_Short problem A_: According to the passage on wisdom, what three things does wisdom come from?
_Short problem B_: Repeat the passage on wisdom word for word from "Wisdom also shows" to "support thoughtful decision-making?".

_Passage to read_:

═══

Wisdom is the quiet knowing that comes from experience, reflection, and heart. It’s more than knowledge—it’s how you apply what life teaches you, especially when the lessons were hard. For ADHDers, who often learn through trial, error, and lived intensity, wisdom is earned through resilience.

In the ADHD terrain, wisdom might mean recognising your limits without shame, learning from past patterns, or choosing a better response today than yesterday. It’s what emerges when you pause before acting, when you step back to see the whole picture, or when you realise that some shortcuts cost more than they save.

Wisdom also shows up in self-forgiveness. Many ADHDers carry guilt from forgotten tasks, impulsive decisions, or failed attempts. But wisdom says: “You are still growing. And you are learning things others may never have to.”

Living this value means using your lived experience not as evidence of failure—but as fuel for compassion, insight, and better choices. It’s what turns stumbling blocks into stepping stones. And it's a gift you can pass on to others who are still finding their way.

🥾 Walking with Intention

🧭 The HOPE Trail Map

  • Helps or Harms: Am I reacting from habit—or responding from what I’ve learned?
  • Own My Values: I want to be someone who honours my lived experience—and shares it with humility and care.
  • People and Pursuits: Who helps me reflect and grow, not just react? What practices support thoughtful decision-making?
  • Enact and Evaluate: Today, I’ll pause and ask: “What have I already learned that could guide me here?”
🚧 Stumbling Blocks

⚠ Trail Challenges

  • Fast thinking can bypass reflection.
  • Shame may block lessons from landing with kindness.
  • Emotional dysregulation may blur access to hard-earned insight.
🌱 Signposts of Progress

🪧 Trail Markers: Small Steps Toward Wisdom

  • Reflect on a past mistake—and write down what it taught you.
  • Offer gentle advice to someone walking a path you’ve walked before.
  • Replace criticism with curiosity: “What’s the lesson here?”
🕯 Honest Questions, Gentle Light

🔥 Campfire Questions for Reflection

  • What’s something I’ve learned the hard way—and how has it shaped me?
  • How can I treat my lived experience as wisdom instead of weight?
  • What insight do I carry that others might need to hear?

Wisdom isn’t about being right—it’s about being real. And ADHDers often hold deep wells of truth shaped by the courage to keep trying.

═══

_Data lines_:
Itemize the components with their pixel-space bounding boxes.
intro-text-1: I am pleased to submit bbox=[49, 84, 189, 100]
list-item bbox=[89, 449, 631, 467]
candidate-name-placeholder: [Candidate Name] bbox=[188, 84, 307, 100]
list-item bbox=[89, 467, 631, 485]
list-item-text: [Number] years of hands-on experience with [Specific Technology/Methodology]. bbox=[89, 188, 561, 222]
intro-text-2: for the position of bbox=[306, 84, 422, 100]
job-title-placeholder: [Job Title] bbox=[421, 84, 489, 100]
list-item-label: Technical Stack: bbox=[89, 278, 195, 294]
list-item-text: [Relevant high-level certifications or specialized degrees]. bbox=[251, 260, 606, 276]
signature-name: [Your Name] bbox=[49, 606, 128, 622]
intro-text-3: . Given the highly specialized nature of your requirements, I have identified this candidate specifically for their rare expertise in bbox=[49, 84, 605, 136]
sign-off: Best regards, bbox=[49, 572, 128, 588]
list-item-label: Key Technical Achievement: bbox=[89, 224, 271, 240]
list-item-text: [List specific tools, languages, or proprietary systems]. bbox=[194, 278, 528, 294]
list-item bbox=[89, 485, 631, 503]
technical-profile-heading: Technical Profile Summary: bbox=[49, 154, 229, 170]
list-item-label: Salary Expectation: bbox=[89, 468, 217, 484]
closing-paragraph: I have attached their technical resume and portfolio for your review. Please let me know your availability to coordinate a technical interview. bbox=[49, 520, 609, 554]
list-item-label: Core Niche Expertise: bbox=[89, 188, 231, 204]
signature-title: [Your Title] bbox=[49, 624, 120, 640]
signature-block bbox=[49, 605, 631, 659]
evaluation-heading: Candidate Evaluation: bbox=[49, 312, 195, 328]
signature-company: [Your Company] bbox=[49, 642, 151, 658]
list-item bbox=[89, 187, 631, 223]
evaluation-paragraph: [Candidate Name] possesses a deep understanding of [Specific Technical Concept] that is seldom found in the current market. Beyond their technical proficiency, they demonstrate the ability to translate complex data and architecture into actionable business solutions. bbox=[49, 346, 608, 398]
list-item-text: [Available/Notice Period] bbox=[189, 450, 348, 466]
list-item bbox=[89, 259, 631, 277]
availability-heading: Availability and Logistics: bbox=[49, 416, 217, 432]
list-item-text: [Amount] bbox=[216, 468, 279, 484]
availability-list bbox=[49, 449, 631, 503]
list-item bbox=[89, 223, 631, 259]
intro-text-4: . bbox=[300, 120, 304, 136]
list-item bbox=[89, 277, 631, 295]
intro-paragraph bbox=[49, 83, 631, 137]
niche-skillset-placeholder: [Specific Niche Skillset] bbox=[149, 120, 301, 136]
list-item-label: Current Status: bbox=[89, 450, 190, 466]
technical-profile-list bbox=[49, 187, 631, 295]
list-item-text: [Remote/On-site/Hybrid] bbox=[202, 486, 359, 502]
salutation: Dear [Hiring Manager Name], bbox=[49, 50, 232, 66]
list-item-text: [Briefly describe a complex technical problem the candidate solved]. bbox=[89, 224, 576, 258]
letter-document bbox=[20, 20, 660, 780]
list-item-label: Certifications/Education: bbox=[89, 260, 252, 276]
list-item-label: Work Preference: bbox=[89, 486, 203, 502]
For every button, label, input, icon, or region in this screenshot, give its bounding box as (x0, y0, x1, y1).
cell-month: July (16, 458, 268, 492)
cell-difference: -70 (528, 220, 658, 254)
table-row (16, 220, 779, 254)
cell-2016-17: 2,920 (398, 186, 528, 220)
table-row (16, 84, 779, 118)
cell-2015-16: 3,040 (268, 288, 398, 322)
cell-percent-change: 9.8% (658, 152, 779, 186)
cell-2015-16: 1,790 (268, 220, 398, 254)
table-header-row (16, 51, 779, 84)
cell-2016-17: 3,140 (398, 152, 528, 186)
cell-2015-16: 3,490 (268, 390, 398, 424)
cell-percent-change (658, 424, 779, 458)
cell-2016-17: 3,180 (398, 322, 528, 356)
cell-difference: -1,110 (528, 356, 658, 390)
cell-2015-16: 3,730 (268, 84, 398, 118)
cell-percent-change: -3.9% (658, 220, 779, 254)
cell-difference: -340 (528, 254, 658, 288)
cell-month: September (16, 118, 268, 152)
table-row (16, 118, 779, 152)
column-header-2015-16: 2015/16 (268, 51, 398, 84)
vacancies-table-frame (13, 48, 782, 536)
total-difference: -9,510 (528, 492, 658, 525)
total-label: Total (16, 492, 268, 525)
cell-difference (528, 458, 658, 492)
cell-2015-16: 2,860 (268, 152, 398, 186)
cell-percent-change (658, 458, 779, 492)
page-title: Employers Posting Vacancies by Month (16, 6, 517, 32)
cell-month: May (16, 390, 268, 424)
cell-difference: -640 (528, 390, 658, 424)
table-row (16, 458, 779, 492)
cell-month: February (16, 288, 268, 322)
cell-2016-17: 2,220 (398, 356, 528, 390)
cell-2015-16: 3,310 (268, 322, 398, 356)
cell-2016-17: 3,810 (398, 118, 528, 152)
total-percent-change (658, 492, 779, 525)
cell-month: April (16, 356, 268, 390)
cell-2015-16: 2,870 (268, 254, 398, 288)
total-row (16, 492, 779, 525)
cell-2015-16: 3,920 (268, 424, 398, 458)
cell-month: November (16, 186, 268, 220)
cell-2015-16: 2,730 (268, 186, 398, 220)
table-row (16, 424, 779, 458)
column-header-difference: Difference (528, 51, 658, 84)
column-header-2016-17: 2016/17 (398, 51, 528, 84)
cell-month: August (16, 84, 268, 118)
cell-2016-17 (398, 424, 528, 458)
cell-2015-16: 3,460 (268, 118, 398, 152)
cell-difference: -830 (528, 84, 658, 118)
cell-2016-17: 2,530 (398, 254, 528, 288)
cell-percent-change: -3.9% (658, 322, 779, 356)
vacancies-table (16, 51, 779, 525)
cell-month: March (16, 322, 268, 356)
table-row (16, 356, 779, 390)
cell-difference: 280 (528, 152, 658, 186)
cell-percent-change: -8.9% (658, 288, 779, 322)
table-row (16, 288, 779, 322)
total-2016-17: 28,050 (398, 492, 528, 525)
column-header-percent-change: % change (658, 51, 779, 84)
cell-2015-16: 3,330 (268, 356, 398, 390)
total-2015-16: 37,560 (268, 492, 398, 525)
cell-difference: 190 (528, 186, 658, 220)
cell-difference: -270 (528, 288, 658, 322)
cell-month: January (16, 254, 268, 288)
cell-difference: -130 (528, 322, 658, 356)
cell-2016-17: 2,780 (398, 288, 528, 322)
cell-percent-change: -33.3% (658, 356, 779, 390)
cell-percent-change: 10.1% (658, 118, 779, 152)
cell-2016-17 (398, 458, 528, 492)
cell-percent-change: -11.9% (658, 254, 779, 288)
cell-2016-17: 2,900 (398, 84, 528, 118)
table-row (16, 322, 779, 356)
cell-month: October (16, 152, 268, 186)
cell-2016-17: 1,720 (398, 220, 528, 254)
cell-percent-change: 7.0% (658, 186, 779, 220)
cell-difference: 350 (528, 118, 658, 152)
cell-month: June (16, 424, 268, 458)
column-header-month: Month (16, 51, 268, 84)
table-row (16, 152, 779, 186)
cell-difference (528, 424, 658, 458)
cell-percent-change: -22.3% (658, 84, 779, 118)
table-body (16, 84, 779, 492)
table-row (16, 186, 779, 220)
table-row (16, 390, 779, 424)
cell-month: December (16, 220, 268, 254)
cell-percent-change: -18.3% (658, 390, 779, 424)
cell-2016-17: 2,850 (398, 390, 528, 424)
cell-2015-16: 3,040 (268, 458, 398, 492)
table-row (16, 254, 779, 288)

═══

_Exercise result A_: Experience, reflection, and heart.

_Exercise result B_:
Wisdom also shows up in self-forgiveness. Many ADHDers carry guilt from forgotten tasks, impulsive decisions, or failed attempts. But wisdom says: “You are still growing. And you are learning things others may never have to.”

Living this value means using your lived experience not as evidence of failure—but as fuel for compassion, insight, and better choices. It’s what turns stumbling blocks into stepping stones. And it's a gift you can pass on to others who are still finding their way.

🥾 Walking with Intention

🧭 The HOPE Trail Map

  • Helps or Harms: Am I reacting from habit—or responding from what I’ve learned?
  • Own My Values: I want to be someone who honours my lived experience—and shares it with humility and care.
  • People and Pursuits: Who helps me reflect and grow, not just react? What practices support thoughtful decision-making?